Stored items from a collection
---------------

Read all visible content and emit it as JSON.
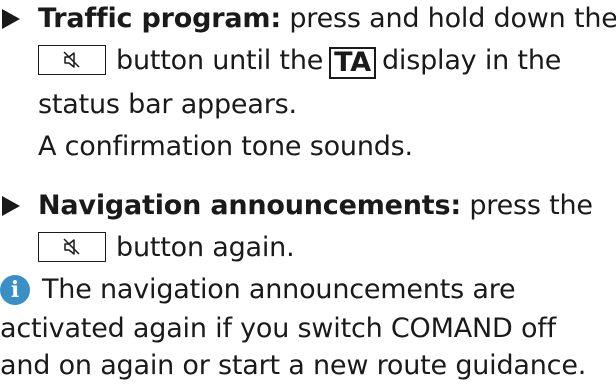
{
  "items": [
    {
      "title": "Traffic program:",
      "lines": [
        " press and hold down the",
        "button until the",
        "display in the",
        "status bar appears.",
        "A confirmation tone sounds."
      ],
      "display_label": "TA",
      "button_icon": "speaker-mute-icon"
    },
    {
      "title": "Navigation announcements:",
      "lines": [
        " press the",
        "button again."
      ],
      "button_icon": "speaker-mute-icon"
    }
  ],
  "note": {
    "icon": "info-icon",
    "icon_glyph": "i",
    "icon_color": "#3a8fc7",
    "lines": [
      "The navigation announcements are",
      "activated again if you switch COMAND off",
      "and on again or start a new route guidance."
    ]
  }
}
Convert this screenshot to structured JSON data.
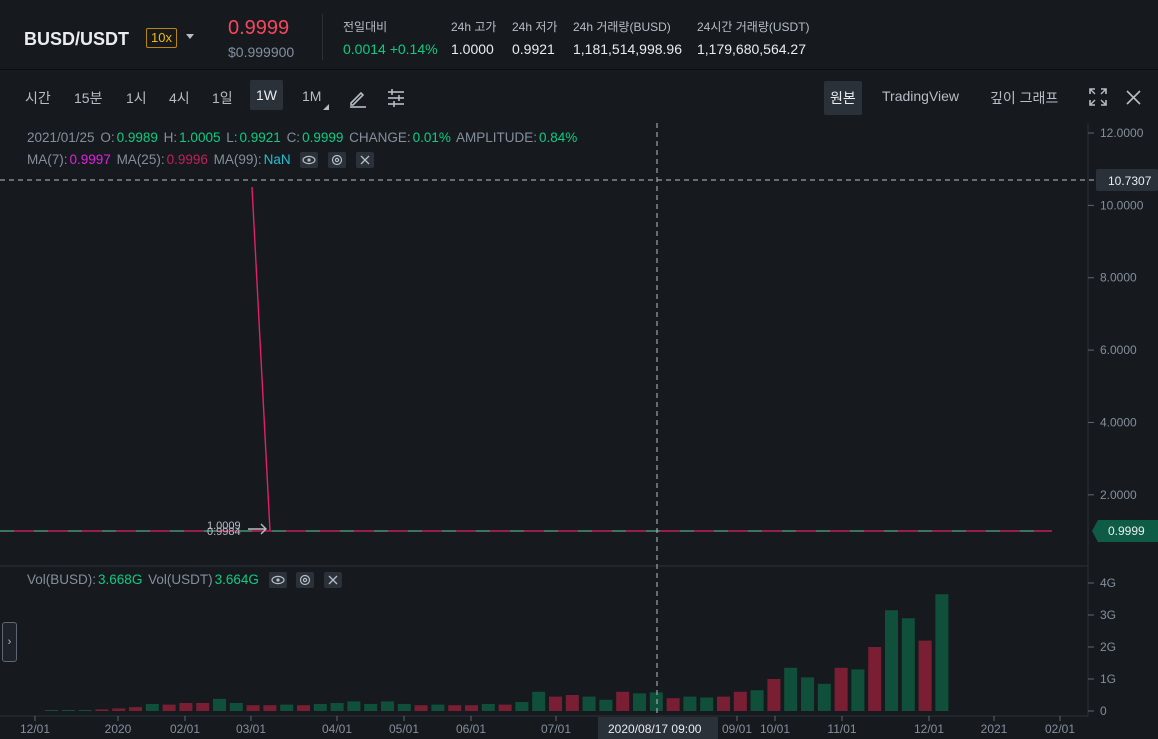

---------------

- [WORK TO COMPLETE] Give the data above again in full and unchanged, skipping the pictures.

- [RESULT BELOW]
Read all visible content and emit it as JSON.
{
  "items": [
    {
      "title": "Traffic program:",
      "lines": [
        " press and hold down the",
        "button until the",
        "display in the",
        "status bar appears.",
        "A confirmation tone sounds."
      ],
      "display_label": "TA",
      "button_icon": "speaker-mute-icon"
    },
    {
      "title": "Navigation announcements:",
      "lines": [
        " press the",
        "button again."
      ],
      "button_icon": "speaker-mute-icon"
    }
  ],
  "note": {
    "icon": "info-icon",
    "icon_glyph": "i",
    "icon_color": "#3a8fc7",
    "lines": [
      "The navigation announcements are",
      "activated again if you switch COMAND off",
      "and on again or start a new route guidance."
    ]
  }
}
Convert this screenshot to structured JSON data.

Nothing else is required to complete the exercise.